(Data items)
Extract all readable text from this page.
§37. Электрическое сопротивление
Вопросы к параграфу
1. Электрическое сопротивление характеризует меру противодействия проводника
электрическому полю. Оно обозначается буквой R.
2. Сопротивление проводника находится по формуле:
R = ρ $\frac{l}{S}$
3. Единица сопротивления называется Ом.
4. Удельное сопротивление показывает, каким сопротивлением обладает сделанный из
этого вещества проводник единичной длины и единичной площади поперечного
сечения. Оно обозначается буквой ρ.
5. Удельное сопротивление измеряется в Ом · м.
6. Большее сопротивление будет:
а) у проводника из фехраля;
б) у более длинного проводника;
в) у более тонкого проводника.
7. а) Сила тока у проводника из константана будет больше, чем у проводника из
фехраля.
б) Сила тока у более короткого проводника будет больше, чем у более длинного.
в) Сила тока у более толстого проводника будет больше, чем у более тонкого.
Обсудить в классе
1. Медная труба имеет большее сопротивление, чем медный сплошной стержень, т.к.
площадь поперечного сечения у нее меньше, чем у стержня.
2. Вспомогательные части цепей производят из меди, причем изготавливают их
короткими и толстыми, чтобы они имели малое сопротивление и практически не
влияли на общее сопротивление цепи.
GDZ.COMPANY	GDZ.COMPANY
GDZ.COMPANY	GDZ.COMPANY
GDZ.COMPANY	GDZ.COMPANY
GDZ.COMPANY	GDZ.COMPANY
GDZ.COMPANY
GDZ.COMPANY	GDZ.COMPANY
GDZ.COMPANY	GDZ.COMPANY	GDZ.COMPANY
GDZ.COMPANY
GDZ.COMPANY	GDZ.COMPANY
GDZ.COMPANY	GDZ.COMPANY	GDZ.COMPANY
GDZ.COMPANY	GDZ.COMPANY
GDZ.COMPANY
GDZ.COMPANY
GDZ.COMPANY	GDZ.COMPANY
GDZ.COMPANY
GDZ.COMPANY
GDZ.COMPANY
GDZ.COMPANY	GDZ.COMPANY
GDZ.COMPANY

Instruction = Would you give the material above again, complete and exact?

Result for this exercise =
Extract all readable text from this page.
§37. Электрическое сопротивление
Вопросы к параграфу
1. Электрическое сопротивление характеризует меру противодействия проводника
электрическому полю. Оно обозначается буквой R.
2. Сопротивление проводника находится по формуле:
R = ρ $\frac{l}{S}$
3. Единица сопротивления называется Ом.
4. Удельное сопротивление показывает, каким сопротивлением обладает сделанный из
этого вещества проводник единичной длины и единичной площади поперечного
сечения. Оно обозначается буквой ρ.
5. Удельное сопротивление измеряется в Ом · м.
6. Большее сопротивление будет:
а) у проводника из фехраля;
б) у более длинного проводника;
в) у более тонкого проводника.
7. а) Сила тока у проводника из константана будет больше, чем у проводника из
фехраля.
б) Сила тока у более короткого проводника будет больше, чем у более длинного.
в) Сила тока у более толстого проводника будет больше, чем у более тонкого.
Обсудить в классе
1. Медная труба имеет большее сопротивление, чем медный сплошной стержень, т.к.
площадь поперечного сечения у нее меньше, чем у стержня.
2. Вспомогательные части цепей производят из меди, причем изготавливают их
короткими и толстыми, чтобы они имели малое сопротивление и практически не
влияли на общее сопротивление цепи.
GDZ.COMPANY	GDZ.COMPANY
GDZ.COMPANY	GDZ.COMPANY
GDZ.COMPANY	GDZ.COMPANY
GDZ.COMPANY	GDZ.COMPANY
GDZ.COMPANY
GDZ.COMPANY	GDZ.COMPANY
GDZ.COMPANY	GDZ.COMPANY	GDZ.COMPANY
GDZ.COMPANY
GDZ.COMPANY	GDZ.COMPANY
GDZ.COMPANY	GDZ.COMPANY	GDZ.COMPANY
GDZ.COMPANY	GDZ.COMPANY
GDZ.COMPANY
GDZ.COMPANY
GDZ.COMPANY	GDZ.COMPANY
GDZ.COMPANY
GDZ.COMPANY
GDZ.COMPANY
GDZ.COMPANY	GDZ.COMPANY
GDZ.COMPANY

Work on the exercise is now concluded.